- **THE EXERCISE**
Search the data below for "ylabel"; list each line that holds it.

* Begin RECORDS FOR THIS EXERCISE *

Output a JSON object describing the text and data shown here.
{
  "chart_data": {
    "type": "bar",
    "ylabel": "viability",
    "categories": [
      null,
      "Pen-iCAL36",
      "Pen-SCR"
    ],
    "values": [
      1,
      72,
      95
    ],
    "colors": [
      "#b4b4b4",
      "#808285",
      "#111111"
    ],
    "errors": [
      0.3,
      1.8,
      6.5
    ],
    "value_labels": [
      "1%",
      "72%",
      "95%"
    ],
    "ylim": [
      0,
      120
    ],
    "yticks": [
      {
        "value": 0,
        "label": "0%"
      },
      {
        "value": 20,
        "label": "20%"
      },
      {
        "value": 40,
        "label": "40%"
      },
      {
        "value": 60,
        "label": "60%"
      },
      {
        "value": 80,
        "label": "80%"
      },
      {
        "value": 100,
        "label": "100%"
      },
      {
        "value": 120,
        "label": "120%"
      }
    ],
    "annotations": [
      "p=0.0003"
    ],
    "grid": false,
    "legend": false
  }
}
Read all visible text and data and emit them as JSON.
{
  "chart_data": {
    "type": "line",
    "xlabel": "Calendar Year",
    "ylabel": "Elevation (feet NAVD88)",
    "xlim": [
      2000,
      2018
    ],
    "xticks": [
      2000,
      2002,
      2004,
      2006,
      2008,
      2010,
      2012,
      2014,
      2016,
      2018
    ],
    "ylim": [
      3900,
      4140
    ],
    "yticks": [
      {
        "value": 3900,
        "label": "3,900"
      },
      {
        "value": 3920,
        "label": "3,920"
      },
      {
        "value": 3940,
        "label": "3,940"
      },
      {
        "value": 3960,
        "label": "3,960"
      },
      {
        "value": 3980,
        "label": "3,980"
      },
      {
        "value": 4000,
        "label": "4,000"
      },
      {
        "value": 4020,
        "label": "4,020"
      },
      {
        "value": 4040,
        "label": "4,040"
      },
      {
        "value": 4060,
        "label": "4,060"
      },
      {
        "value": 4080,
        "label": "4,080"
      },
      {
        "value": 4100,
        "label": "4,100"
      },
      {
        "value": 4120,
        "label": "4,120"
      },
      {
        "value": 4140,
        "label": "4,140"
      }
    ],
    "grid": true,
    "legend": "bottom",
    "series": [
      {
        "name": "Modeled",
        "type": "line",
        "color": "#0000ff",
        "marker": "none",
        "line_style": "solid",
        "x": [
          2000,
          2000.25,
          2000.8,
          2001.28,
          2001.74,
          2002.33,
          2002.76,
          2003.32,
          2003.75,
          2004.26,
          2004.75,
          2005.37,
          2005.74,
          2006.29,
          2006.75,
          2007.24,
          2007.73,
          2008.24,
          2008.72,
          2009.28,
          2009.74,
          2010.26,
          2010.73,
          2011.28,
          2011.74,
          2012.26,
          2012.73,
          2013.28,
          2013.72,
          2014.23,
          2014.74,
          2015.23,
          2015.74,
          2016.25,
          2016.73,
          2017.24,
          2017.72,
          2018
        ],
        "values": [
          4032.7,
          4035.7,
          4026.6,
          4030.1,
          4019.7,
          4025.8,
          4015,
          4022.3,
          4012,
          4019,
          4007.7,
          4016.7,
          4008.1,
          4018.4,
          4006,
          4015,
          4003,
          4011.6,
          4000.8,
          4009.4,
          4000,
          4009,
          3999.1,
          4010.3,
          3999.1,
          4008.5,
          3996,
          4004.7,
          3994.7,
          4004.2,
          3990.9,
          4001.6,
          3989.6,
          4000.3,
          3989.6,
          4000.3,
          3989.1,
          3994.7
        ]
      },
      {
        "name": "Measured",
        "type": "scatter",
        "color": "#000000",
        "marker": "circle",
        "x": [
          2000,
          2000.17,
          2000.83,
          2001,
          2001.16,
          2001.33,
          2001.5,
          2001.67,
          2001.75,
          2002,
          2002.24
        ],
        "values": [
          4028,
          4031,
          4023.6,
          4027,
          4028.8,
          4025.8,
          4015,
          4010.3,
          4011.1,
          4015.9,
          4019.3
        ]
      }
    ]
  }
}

* End RECORDS FOR THIS EXERCISE *

- **EXERCISE RESPONSE**
    "ylabel": "viability",
    "ylabel": "Elevation (feet NAVD88)",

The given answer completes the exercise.